Exercise:
Only the number is wanted: count the lines in the data with "Dienstleistung" in them.
━━━━━ Data lines ━━━━━
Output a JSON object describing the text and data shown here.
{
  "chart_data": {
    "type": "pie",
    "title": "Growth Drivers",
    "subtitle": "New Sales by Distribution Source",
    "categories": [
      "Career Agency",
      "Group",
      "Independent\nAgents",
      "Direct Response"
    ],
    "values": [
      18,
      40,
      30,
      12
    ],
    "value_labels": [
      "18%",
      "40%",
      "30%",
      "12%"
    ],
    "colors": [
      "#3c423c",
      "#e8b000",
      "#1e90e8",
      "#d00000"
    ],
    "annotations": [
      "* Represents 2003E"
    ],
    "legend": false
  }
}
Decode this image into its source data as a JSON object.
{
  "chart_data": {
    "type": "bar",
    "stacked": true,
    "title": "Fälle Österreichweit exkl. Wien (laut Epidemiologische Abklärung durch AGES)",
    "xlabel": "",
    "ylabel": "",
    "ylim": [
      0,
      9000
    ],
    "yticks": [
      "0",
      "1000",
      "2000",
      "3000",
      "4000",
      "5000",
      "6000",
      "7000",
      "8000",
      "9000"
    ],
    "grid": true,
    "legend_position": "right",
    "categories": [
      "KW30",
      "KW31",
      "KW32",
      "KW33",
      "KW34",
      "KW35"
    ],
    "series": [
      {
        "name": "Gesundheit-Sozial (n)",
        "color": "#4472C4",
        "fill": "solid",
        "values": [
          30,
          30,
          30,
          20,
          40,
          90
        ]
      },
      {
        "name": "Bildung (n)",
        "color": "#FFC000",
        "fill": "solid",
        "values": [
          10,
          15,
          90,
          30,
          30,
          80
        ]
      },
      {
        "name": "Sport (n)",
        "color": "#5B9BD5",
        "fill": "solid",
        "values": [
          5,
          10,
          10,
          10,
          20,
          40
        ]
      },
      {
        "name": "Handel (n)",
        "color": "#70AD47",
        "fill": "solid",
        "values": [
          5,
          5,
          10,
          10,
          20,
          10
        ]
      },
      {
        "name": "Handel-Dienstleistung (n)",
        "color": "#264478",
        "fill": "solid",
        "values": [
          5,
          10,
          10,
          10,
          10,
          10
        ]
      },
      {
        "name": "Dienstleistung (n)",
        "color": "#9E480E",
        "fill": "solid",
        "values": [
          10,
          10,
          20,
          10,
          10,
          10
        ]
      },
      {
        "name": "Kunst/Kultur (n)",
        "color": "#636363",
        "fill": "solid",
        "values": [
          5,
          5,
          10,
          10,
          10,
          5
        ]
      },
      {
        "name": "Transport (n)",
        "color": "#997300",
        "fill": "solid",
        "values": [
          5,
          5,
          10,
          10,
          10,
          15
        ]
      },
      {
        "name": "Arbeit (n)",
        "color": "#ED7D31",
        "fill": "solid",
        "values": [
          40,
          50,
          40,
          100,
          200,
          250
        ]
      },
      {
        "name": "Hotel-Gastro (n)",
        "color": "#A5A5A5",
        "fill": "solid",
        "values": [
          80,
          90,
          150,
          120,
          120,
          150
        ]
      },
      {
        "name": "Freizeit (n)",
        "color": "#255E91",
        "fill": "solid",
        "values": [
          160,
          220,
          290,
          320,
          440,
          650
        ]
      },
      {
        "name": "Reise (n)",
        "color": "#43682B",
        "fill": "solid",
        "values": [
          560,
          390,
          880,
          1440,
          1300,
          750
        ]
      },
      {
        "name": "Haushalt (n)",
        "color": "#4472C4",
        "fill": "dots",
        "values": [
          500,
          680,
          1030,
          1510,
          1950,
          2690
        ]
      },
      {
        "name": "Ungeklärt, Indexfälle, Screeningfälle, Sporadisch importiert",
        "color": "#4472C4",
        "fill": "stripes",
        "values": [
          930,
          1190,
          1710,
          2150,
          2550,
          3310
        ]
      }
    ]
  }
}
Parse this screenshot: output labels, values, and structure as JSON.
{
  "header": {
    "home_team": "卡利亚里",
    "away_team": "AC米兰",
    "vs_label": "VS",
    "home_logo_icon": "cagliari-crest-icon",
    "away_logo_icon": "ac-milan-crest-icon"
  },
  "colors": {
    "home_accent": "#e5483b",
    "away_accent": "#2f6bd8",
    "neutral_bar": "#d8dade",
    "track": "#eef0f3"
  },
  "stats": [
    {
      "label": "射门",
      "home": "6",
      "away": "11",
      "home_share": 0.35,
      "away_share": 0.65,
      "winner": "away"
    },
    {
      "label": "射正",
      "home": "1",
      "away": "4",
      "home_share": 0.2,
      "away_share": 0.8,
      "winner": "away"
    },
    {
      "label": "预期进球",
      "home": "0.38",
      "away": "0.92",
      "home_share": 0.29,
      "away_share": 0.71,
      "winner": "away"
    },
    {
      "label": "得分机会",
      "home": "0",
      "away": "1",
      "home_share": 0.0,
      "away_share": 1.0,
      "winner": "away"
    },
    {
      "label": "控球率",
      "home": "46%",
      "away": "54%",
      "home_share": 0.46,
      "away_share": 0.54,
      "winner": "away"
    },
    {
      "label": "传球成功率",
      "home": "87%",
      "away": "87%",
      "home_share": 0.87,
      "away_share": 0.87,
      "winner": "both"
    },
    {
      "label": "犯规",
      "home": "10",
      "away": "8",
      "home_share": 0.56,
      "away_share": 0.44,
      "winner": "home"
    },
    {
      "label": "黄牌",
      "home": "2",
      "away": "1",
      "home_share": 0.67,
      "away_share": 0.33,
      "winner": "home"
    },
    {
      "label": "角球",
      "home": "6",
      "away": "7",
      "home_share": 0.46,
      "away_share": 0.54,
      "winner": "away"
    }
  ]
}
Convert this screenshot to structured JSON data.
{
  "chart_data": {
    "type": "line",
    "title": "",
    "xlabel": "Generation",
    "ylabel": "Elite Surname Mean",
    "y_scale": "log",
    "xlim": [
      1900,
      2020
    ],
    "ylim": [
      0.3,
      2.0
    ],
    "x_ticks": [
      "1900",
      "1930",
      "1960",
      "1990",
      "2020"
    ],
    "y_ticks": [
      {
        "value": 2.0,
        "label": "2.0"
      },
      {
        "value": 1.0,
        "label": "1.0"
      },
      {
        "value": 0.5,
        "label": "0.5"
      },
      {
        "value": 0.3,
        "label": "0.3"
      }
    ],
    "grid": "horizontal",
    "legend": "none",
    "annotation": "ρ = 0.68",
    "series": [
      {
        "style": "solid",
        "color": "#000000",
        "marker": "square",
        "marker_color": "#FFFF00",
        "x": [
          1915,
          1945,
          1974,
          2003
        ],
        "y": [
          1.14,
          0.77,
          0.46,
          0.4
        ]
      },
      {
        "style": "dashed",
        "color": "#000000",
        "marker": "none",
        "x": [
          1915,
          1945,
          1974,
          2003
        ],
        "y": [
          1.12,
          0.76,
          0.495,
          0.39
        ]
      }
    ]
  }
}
━━━━━
Response to this task:
2